_INSTRUCTIONS FOR THE TASK_
Print all entries precisely as they are written.

_RECORDS TO PROCESS_
########################################

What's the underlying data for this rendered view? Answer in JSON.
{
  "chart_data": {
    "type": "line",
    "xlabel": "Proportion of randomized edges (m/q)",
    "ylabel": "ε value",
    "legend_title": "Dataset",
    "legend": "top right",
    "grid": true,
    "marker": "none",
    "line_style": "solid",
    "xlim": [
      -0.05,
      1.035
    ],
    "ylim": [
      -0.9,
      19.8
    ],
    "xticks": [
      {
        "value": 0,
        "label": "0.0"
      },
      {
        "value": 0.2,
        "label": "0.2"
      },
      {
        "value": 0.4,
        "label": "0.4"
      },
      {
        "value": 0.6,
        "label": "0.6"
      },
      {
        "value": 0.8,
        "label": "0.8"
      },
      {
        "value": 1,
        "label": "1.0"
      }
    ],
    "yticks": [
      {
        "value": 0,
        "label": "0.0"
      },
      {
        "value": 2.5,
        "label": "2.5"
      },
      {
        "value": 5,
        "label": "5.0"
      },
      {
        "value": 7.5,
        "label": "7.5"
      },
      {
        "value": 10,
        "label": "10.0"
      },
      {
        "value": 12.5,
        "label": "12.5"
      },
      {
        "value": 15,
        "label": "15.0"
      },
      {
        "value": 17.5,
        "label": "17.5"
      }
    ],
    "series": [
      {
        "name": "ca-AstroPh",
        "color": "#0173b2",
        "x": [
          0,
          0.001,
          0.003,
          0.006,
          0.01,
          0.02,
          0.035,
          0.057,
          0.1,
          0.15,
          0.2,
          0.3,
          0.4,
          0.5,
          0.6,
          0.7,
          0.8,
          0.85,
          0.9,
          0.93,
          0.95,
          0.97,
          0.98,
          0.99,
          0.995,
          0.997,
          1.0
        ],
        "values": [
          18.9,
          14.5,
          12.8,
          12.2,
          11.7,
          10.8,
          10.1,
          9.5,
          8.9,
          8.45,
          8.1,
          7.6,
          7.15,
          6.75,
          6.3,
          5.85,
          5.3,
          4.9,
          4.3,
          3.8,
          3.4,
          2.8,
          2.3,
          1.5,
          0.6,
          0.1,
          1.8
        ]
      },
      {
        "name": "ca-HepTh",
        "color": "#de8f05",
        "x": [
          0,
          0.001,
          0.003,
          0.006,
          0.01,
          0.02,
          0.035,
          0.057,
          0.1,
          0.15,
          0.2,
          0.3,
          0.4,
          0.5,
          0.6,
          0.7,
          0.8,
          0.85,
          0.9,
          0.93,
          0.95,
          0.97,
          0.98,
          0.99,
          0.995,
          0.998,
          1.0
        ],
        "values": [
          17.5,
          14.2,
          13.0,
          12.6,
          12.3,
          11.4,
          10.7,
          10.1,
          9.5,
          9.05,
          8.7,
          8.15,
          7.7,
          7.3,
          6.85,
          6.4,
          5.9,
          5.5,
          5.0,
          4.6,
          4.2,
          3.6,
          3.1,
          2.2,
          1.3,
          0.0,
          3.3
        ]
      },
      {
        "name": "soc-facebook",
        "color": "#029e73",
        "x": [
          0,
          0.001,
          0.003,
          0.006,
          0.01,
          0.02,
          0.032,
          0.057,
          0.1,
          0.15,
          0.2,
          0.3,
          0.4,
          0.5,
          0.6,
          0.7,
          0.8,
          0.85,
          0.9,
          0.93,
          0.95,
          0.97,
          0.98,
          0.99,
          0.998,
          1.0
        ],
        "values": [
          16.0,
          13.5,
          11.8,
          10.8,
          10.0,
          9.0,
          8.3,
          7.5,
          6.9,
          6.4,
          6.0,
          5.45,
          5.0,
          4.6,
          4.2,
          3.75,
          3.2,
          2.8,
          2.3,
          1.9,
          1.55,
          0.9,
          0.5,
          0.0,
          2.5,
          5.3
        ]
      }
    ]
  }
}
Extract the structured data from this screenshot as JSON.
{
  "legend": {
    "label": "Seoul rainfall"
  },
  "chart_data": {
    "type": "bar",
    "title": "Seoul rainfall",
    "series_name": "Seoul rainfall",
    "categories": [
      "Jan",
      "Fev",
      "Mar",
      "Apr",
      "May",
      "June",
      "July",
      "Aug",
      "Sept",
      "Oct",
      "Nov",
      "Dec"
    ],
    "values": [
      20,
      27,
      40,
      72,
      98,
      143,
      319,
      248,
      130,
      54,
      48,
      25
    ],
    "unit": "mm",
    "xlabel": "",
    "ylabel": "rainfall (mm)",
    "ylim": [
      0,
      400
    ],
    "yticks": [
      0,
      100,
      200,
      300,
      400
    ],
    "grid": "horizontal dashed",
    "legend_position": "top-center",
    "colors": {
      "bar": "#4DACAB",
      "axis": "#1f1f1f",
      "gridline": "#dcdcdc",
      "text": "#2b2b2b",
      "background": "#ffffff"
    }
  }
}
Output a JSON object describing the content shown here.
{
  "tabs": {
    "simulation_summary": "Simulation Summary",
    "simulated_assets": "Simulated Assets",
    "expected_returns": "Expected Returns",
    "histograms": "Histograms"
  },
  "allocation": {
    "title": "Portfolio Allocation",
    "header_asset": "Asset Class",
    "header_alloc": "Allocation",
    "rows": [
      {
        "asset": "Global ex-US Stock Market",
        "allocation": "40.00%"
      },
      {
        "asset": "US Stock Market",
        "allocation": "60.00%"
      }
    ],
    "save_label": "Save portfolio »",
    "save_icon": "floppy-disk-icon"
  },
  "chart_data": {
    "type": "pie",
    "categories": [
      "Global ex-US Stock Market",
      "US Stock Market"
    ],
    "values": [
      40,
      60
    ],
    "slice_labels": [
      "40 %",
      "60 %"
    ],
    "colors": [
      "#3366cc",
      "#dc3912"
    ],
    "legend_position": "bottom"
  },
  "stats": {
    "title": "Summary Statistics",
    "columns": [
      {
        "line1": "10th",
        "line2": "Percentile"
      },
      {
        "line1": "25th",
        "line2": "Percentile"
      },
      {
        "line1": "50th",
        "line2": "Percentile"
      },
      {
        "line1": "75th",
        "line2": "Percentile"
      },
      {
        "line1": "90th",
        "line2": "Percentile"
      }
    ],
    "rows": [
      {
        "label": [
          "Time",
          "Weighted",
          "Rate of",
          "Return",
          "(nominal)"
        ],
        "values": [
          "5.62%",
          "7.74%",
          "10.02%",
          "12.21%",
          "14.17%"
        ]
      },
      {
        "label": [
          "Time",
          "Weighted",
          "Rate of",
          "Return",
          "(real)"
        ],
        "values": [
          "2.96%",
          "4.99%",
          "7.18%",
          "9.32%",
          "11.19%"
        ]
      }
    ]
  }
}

########################################

_THE OUTPUT_
What's the underlying data for this rendered view? Answer in JSON.
{
  "chart_data": {
    "type": "line",
    "xlabel": "Proportion of randomized edges (m/q)",
    "ylabel": "ε value",
    "legend_title": "Dataset",
    "legend": "top right",
    "grid": true,
    "marker": "none",
    "line_style": "solid",
    "xlim": [
      -0.05,
      1.035
    ],
    "ylim": [
      -0.9,
      19.8
    ],
    "xticks": [
      {
        "value": 0,
        "label": "0.0"
      },
      {
        "value": 0.2,
        "label": "0.2"
      },
      {
        "value": 0.4,
        "label": "0.4"
      },
      {
        "value": 0.6,
        "label": "0.6"
      },
      {
        "value": 0.8,
        "label": "0.8"
      },
      {
        "value": 1,
        "label": "1.0"
      }
    ],
    "yticks": [
      {
        "value": 0,
        "label": "0.0"
      },
      {
        "value": 2.5,
        "label": "2.5"
      },
      {
        "value": 5,
        "label": "5.0"
      },
      {
        "value": 7.5,
        "label": "7.5"
      },
      {
        "value": 10,
        "label": "10.0"
      },
      {
        "value": 12.5,
        "label": "12.5"
      },
      {
        "value": 15,
        "label": "15.0"
      },
      {
        "value": 17.5,
        "label": "17.5"
      }
    ],
    "series": [
      {
        "name": "ca-AstroPh",
        "color": "#0173b2",
        "x": [
          0,
          0.001,
          0.003,
          0.006,
          0.01,
          0.02,
          0.035,
          0.057,
          0.1,
          0.15,
          0.2,
          0.3,
          0.4,
          0.5,
          0.6,
          0.7,
          0.8,
          0.85,
          0.9,
          0.93,
          0.95,
          0.97,
          0.98,
          0.99,
          0.995,
          0.997,
          1.0
        ],
        "values": [
          18.9,
          14.5,
          12.8,
          12.2,
          11.7,
          10.8,
          10.1,
          9.5,
          8.9,
          8.45,
          8.1,
          7.6,
          7.15,
          6.75,
          6.3,
          5.85,
          5.3,
          4.9,
          4.3,
          3.8,
          3.4,
          2.8,
          2.3,
          1.5,
          0.6,
          0.1,
          1.8
        ]
      },
      {
        "name": "ca-HepTh",
        "color": "#de8f05",
        "x": [
          0,
          0.001,
          0.003,
          0.006,
          0.01,
          0.02,
          0.035,
          0.057,
          0.1,
          0.15,
          0.2,
          0.3,
          0.4,
          0.5,
          0.6,
          0.7,
          0.8,
          0.85,
          0.9,
          0.93,
          0.95,
          0.97,
          0.98,
          0.99,
          0.995,
          0.998,
          1.0
        ],
        "values": [
          17.5,
          14.2,
          13.0,
          12.6,
          12.3,
          11.4,
          10.7,
          10.1,
          9.5,
          9.05,
          8.7,
          8.15,
          7.7,
          7.3,
          6.85,
          6.4,
          5.9,
          5.5,
          5.0,
          4.6,
          4.2,
          3.6,
          3.1,
          2.2,
          1.3,
          0.0,
          3.3
        ]
      },
      {
        "name": "soc-facebook",
        "color": "#029e73",
        "x": [
          0,
          0.001,
          0.003,
          0.006,
          0.01,
          0.02,
          0.032,
          0.057,
          0.1,
          0.15,
          0.2,
          0.3,
          0.4,
          0.5,
          0.6,
          0.7,
          0.8,
          0.85,
          0.9,
          0.93,
          0.95,
          0.97,
          0.98,
          0.99,
          0.998,
          1.0
        ],
        "values": [
          16.0,
          13.5,
          11.8,
          10.8,
          10.0,
          9.0,
          8.3,
          7.5,
          6.9,
          6.4,
          6.0,
          5.45,
          5.0,
          4.6,
          4.2,
          3.75,
          3.2,
          2.8,
          2.3,
          1.9,
          1.55,
          0.9,
          0.5,
          0.0,
          2.5,
          5.3
        ]
      }
    ]
  }
}
Extract the structured data from this screenshot as JSON.
{
  "legend": {
    "label": "Seoul rainfall"
  },
  "chart_data": {
    "type": "bar",
    "title": "Seoul rainfall",
    "series_name": "Seoul rainfall",
    "categories": [
      "Jan",
      "Fev",
      "Mar",
      "Apr",
      "May",
      "June",
      "July",
      "Aug",
      "Sept",
      "Oct",
      "Nov",
      "Dec"
    ],
    "values": [
      20,
      27,
      40,
      72,
      98,
      143,
      319,
      248,
      130,
      54,
      48,
      25
    ],
    "unit": "mm",
    "xlabel": "",
    "ylabel": "rainfall (mm)",
    "ylim": [
      0,
      400
    ],
    "yticks": [
      0,
      100,
      200,
      300,
      400
    ],
    "grid": "horizontal dashed",
    "legend_position": "top-center",
    "colors": {
      "bar": "#4DACAB",
      "axis": "#1f1f1f",
      "gridline": "#dcdcdc",
      "text": "#2b2b2b",
      "background": "#ffffff"
    }
  }
}
Output a JSON object describing the content shown here.
{
  "tabs": {
    "simulation_summary": "Simulation Summary",
    "simulated_assets": "Simulated Assets",
    "expected_returns": "Expected Returns",
    "histograms": "Histograms"
  },
  "allocation": {
    "title": "Portfolio Allocation",
    "header_asset": "Asset Class",
    "header_alloc": "Allocation",
    "rows": [
      {
        "asset": "Global ex-US Stock Market",
        "allocation": "40.00%"
      },
      {
        "asset": "US Stock Market",
        "allocation": "60.00%"
      }
    ],
    "save_label": "Save portfolio »",
    "save_icon": "floppy-disk-icon"
  },
  "chart_data": {
    "type": "pie",
    "categories": [
      "Global ex-US Stock Market",
      "US Stock Market"
    ],
    "values": [
      40,
      60
    ],
    "slice_labels": [
      "40 %",
      "60 %"
    ],
    "colors": [
      "#3366cc",
      "#dc3912"
    ],
    "legend_position": "bottom"
  },
  "stats": {
    "title": "Summary Statistics",
    "columns": [
      {
        "line1": "10th",
        "line2": "Percentile"
      },
      {
        "line1": "25th",
        "line2": "Percentile"
      },
      {
        "line1": "50th",
        "line2": "Percentile"
      },
      {
        "line1": "75th",
        "line2": "Percentile"
      },
      {
        "line1": "90th",
        "line2": "Percentile"
      }
    ],
    "rows": [
      {
        "label": [
          "Time",
          "Weighted",
          "Rate of",
          "Return",
          "(nominal)"
        ],
        "values": [
          "5.62%",
          "7.74%",
          "10.02%",
          "12.21%",
          "14.17%"
        ]
      },
      {
        "label": [
          "Time",
          "Weighted",
          "Rate of",
          "Return",
          "(real)"
        ],
        "values": [
          "2.96%",
          "4.99%",
          "7.18%",
          "9.32%",
          "11.19%"
        ]
      }
    ]
  }
}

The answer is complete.